"ylabel" appears in how many lines of the entries? State only the number.

The records:
━━━━━━━━

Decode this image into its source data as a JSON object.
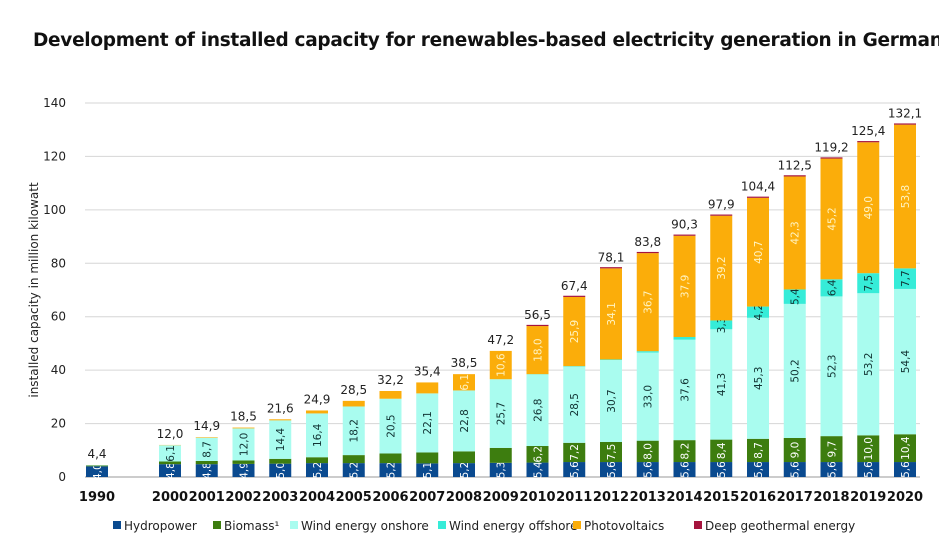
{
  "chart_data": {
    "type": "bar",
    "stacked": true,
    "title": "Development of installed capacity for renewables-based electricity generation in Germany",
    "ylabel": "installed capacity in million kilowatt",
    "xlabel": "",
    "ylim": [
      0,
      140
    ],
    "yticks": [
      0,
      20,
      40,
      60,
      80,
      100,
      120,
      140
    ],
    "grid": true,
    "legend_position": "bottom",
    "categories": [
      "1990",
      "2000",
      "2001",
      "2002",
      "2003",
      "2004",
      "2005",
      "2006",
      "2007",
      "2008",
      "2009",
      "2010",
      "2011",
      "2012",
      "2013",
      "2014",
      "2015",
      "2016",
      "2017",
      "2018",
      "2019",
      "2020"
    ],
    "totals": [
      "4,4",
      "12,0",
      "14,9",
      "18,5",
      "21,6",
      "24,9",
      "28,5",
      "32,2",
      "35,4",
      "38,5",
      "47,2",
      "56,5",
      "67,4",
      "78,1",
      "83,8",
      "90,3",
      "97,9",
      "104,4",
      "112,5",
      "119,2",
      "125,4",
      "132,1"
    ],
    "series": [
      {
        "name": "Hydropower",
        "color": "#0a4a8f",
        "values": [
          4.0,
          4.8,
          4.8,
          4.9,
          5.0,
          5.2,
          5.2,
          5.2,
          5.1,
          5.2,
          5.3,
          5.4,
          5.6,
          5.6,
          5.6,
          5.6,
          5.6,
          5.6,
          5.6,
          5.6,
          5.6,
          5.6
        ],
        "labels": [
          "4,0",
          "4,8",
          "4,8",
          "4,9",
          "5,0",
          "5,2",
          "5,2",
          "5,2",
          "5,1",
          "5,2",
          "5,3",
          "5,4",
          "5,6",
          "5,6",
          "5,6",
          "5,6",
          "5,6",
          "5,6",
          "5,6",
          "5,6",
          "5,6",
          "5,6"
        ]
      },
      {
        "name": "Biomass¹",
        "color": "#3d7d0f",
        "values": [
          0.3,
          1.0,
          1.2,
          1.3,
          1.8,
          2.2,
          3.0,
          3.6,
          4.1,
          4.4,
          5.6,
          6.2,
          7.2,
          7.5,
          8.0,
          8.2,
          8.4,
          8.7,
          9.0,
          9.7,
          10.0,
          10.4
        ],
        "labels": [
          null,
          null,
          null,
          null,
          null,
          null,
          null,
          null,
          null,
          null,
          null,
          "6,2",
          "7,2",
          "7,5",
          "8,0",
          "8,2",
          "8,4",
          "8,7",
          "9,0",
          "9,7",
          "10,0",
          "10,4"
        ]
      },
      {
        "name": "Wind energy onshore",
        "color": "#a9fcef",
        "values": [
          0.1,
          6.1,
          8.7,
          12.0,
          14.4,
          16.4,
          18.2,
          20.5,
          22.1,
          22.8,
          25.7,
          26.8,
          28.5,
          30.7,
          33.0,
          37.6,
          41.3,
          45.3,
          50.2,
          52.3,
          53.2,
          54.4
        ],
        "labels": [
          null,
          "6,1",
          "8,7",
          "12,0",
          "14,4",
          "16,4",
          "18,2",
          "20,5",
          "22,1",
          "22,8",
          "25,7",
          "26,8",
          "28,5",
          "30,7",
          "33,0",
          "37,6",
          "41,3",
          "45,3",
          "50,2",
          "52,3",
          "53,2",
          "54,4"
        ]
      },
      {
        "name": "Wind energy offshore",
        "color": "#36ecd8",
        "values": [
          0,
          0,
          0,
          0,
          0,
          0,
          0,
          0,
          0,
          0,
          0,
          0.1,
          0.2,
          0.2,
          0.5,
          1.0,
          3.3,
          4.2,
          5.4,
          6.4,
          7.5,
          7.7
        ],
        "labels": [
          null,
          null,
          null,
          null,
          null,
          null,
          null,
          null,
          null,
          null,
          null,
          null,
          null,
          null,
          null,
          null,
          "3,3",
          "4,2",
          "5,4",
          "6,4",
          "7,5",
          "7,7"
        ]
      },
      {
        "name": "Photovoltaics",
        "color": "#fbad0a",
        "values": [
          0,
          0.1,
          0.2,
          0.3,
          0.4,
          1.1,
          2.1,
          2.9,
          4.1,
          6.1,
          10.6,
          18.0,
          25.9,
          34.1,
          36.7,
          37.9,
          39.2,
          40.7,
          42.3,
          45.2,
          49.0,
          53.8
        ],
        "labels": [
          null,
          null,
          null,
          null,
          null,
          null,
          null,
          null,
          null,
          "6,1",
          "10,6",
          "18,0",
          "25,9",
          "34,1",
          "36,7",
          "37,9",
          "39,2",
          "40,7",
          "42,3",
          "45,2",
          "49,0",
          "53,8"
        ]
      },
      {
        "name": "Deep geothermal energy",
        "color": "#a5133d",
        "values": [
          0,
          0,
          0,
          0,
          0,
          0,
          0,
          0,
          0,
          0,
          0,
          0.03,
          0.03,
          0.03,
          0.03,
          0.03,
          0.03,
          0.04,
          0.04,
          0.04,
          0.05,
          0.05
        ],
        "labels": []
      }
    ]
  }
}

━━━━━━━━

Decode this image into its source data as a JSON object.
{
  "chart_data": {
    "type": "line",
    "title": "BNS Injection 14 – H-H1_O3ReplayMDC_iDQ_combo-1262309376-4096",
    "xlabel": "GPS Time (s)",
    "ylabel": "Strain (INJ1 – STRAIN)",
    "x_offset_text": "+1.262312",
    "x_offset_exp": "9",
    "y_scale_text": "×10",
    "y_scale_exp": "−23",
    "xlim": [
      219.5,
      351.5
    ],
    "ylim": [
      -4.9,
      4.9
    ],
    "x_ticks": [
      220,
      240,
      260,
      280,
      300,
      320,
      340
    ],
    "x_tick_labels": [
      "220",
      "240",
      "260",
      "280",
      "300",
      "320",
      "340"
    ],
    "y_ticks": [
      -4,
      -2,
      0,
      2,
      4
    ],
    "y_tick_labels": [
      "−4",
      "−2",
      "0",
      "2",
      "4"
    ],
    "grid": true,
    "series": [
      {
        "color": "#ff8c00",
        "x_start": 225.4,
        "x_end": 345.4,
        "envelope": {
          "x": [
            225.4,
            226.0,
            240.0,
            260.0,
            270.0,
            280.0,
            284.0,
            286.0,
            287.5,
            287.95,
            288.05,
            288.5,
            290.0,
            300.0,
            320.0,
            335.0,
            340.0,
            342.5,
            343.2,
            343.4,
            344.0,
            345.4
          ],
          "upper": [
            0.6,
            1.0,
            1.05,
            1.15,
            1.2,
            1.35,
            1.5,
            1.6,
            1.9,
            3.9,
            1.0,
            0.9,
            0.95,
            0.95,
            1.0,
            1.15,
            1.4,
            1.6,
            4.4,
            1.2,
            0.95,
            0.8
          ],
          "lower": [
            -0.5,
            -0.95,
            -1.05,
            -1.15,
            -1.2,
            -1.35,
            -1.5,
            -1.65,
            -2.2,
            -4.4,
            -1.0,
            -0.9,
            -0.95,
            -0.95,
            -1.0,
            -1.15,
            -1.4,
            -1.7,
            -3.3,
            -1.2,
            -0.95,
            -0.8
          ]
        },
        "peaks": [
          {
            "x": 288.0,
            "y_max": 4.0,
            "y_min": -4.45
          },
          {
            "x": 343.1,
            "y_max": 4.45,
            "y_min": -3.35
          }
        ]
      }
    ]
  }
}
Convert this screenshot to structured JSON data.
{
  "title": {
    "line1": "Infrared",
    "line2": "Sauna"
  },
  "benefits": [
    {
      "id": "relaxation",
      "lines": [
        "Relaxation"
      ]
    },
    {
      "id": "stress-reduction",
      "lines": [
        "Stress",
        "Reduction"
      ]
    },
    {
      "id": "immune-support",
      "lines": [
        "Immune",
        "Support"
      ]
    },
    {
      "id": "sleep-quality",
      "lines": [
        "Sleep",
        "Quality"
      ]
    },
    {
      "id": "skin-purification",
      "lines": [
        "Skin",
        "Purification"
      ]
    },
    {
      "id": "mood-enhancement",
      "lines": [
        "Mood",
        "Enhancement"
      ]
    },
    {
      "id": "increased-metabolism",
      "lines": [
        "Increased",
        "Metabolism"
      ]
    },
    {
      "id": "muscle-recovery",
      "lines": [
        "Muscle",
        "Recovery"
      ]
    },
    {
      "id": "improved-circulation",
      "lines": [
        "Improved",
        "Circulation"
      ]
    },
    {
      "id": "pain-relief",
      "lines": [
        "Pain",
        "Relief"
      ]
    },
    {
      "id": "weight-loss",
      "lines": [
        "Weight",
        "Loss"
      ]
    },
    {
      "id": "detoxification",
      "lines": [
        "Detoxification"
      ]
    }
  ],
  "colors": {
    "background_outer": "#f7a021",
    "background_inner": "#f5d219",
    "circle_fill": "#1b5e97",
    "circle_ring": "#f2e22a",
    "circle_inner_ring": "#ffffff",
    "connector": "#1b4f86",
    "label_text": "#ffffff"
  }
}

━━━━━━━━

Task answer: 2